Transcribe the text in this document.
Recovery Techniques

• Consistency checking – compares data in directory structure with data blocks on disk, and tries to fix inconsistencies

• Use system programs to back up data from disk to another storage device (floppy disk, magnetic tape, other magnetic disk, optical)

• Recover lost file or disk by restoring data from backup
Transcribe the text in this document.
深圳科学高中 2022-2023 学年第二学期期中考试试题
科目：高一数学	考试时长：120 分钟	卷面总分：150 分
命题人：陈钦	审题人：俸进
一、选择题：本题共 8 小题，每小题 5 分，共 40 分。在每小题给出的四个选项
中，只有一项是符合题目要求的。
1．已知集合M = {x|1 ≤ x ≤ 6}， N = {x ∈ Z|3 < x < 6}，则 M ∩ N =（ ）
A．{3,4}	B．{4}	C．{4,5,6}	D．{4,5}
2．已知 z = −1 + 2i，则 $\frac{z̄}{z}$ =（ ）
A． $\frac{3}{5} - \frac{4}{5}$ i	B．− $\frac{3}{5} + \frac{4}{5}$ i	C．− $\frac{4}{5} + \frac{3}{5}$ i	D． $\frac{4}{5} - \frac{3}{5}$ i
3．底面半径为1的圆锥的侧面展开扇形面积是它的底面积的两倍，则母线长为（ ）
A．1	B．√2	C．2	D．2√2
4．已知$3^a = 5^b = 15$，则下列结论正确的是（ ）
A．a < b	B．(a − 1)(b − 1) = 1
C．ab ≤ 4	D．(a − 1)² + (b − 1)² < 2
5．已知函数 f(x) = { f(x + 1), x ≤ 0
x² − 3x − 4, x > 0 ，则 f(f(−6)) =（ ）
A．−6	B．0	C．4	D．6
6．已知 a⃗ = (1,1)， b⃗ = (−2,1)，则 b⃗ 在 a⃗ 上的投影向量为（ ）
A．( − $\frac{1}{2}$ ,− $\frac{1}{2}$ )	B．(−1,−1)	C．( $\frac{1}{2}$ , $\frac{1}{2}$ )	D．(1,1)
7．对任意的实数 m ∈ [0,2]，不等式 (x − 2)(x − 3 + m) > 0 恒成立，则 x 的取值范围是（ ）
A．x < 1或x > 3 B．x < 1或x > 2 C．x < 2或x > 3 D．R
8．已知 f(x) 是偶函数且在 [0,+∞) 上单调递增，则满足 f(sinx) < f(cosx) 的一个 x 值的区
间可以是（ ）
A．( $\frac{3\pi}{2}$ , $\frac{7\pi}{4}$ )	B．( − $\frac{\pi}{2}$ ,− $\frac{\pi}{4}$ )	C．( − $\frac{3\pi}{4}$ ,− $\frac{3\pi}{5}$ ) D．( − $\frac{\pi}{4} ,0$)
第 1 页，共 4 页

▶ Given exercise
Please list every line of the records that contains "from".

▶ Result below
• Use system programs to back up data from disk to another storage device (floppy disk, magnetic tape, other magnetic disk, optical)
• Recover lost file or disk by restoring data from backup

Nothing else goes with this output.